═══ Task data

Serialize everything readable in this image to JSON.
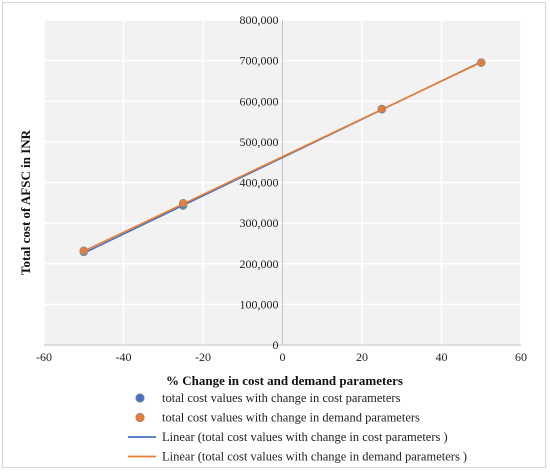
{
  "chart_data": {
    "type": "scatter",
    "title": "",
    "xlabel": "% Change in cost and demand parameters",
    "ylabel": "Total cost of AFSC in INR",
    "xlim": [
      -60,
      60
    ],
    "ylim": [
      0,
      800000
    ],
    "x_ticks": [
      -60,
      -40,
      -20,
      0,
      20,
      40,
      60
    ],
    "x_tick_labels": [
      "-60",
      "-40",
      "-20",
      "0",
      "20",
      "40",
      "60"
    ],
    "y_ticks": [
      0,
      100000,
      200000,
      300000,
      400000,
      500000,
      600000,
      700000,
      800000
    ],
    "y_tick_labels": [
      "0",
      "100,000",
      "200,000",
      "300,000",
      "400,000",
      "500,000",
      "600,000",
      "700,000",
      "800,000"
    ],
    "grid": true,
    "legend_position": "bottom",
    "series": [
      {
        "name": "total cost values with change in cost parameters",
        "kind": "points",
        "color": "#4472c4",
        "x": [
          -50,
          -25,
          25,
          50
        ],
        "y": [
          229000,
          343000,
          580000,
          695000
        ]
      },
      {
        "name": "total cost values with change in demand parameters",
        "kind": "points",
        "color": "#ed7d31",
        "x": [
          -50,
          -25,
          25,
          50
        ],
        "y": [
          232000,
          349000,
          581000,
          695000
        ]
      },
      {
        "name": "Linear (total cost values with change in cost parameters )",
        "kind": "line",
        "color": "#4472c4",
        "x": [
          -50,
          50
        ],
        "y": [
          226000,
          697000
        ]
      },
      {
        "name": "Linear (total cost values with change in demand parameters )",
        "kind": "line",
        "color": "#ed7d31",
        "x": [
          -50,
          50
        ],
        "y": [
          231000,
          696000
        ]
      }
    ]
  }
}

══════

◆ **Exercise brief**
Copy each line in full and exactly, omitting any picture.

◆ **Response to the task**
Serialize everything readable in this image to JSON.
{
  "chart_data": {
    "type": "scatter",
    "title": "",
    "xlabel": "% Change in cost and demand parameters",
    "ylabel": "Total cost of AFSC in INR",
    "xlim": [
      -60,
      60
    ],
    "ylim": [
      0,
      800000
    ],
    "x_ticks": [
      -60,
      -40,
      -20,
      0,
      20,
      40,
      60
    ],
    "x_tick_labels": [
      "-60",
      "-40",
      "-20",
      "0",
      "20",
      "40",
      "60"
    ],
    "y_ticks": [
      0,
      100000,
      200000,
      300000,
      400000,
      500000,
      600000,
      700000,
      800000
    ],
    "y_tick_labels": [
      "0",
      "100,000",
      "200,000",
      "300,000",
      "400,000",
      "500,000",
      "600,000",
      "700,000",
      "800,000"
    ],
    "grid": true,
    "legend_position": "bottom",
    "series": [
      {
        "name": "total cost values with change in cost parameters",
        "kind": "points",
        "color": "#4472c4",
        "x": [
          -50,
          -25,
          25,
          50
        ],
        "y": [
          229000,
          343000,
          580000,
          695000
        ]
      },
      {
        "name": "total cost values with change in demand parameters",
        "kind": "points",
        "color": "#ed7d31",
        "x": [
          -50,
          -25,
          25,
          50
        ],
        "y": [
          232000,
          349000,
          581000,
          695000
        ]
      },
      {
        "name": "Linear (total cost values with change in cost parameters )",
        "kind": "line",
        "color": "#4472c4",
        "x": [
          -50,
          50
        ],
        "y": [
          226000,
          697000
        ]
      },
      {
        "name": "Linear (total cost values with change in demand parameters )",
        "kind": "line",
        "color": "#ed7d31",
        "x": [
          -50,
          50
        ],
        "y": [
          231000,
          696000
        ]
      }
    ]
  }
}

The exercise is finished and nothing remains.